* Stated exercise: Copy out the entries exactly, from the first line to the last.

--- Start ---

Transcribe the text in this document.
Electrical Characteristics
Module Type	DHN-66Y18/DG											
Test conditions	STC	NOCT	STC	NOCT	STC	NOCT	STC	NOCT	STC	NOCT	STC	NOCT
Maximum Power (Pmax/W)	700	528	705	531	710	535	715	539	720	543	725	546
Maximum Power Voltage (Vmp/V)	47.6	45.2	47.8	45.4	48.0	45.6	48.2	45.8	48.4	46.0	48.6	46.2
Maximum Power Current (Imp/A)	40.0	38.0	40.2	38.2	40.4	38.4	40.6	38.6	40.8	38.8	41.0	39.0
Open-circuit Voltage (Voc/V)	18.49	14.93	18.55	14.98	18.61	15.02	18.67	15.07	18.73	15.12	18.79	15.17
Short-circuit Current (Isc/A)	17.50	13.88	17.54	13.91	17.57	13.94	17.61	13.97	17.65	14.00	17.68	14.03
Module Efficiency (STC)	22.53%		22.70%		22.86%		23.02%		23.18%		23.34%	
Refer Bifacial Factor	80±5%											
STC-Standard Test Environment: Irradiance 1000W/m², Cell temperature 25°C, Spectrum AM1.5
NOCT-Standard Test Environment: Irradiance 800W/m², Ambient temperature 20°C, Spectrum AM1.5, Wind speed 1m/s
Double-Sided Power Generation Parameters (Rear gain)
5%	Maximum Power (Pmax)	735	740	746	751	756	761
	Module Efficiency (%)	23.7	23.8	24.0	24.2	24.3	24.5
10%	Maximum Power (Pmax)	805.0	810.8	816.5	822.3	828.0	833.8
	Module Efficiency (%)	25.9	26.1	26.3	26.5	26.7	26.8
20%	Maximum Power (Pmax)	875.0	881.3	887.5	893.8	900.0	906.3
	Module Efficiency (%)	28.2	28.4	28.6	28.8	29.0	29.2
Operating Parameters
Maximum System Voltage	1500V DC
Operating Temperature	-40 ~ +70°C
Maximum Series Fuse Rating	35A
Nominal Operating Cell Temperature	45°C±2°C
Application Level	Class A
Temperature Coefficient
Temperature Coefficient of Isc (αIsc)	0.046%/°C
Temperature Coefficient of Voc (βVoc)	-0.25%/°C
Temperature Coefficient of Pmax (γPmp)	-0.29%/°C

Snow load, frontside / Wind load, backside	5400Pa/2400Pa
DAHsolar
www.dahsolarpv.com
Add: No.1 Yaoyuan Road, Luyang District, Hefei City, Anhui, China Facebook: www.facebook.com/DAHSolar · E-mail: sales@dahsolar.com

--- End ---

* The answer:
Transcribe the text in this document.
Electrical Characteristics
Module Type	DHN-66Y18/DG											
Test conditions	STC	NOCT	STC	NOCT	STC	NOCT	STC	NOCT	STC	NOCT	STC	NOCT
Maximum Power (Pmax/W)	700	528	705	531	710	535	715	539	720	543	725	546
Maximum Power Voltage (Vmp/V)	47.6	45.2	47.8	45.4	48.0	45.6	48.2	45.8	48.4	46.0	48.6	46.2
Maximum Power Current (Imp/A)	40.0	38.0	40.2	38.2	40.4	38.4	40.6	38.6	40.8	38.8	41.0	39.0
Open-circuit Voltage (Voc/V)	18.49	14.93	18.55	14.98	18.61	15.02	18.67	15.07	18.73	15.12	18.79	15.17
Short-circuit Current (Isc/A)	17.50	13.88	17.54	13.91	17.57	13.94	17.61	13.97	17.65	14.00	17.68	14.03
Module Efficiency (STC)	22.53%		22.70%		22.86%		23.02%		23.18%		23.34%	
Refer Bifacial Factor	80±5%											
STC-Standard Test Environment: Irradiance 1000W/m², Cell temperature 25°C, Spectrum AM1.5
NOCT-Standard Test Environment: Irradiance 800W/m², Ambient temperature 20°C, Spectrum AM1.5, Wind speed 1m/s
Double-Sided Power Generation Parameters (Rear gain)
5%	Maximum Power (Pmax)	735	740	746	751	756	761
	Module Efficiency (%)	23.7	23.8	24.0	24.2	24.3	24.5
10%	Maximum Power (Pmax)	805.0	810.8	816.5	822.3	828.0	833.8
	Module Efficiency (%)	25.9	26.1	26.3	26.5	26.7	26.8
20%	Maximum Power (Pmax)	875.0	881.3	887.5	893.8	900.0	906.3
	Module Efficiency (%)	28.2	28.4	28.6	28.8	29.0	29.2
Operating Parameters
Maximum System Voltage	1500V DC
Operating Temperature	-40 ~ +70°C
Maximum Series Fuse Rating	35A
Nominal Operating Cell Temperature	45°C±2°C
Application Level	Class A
Temperature Coefficient
Temperature Coefficient of Isc (αIsc)	0.046%/°C
Temperature Coefficient of Voc (βVoc)	-0.25%/°C
Temperature Coefficient of Pmax (γPmp)	-0.29%/°C

Snow load, frontside / Wind load, backside	5400Pa/2400Pa
DAHsolar
www.dahsolarpv.com
Add: No.1 Yaoyuan Road, Luyang District, Hefei City, Anhui, China Facebook: www.facebook.com/DAHSolar · E-mail: sales@dahsolar.com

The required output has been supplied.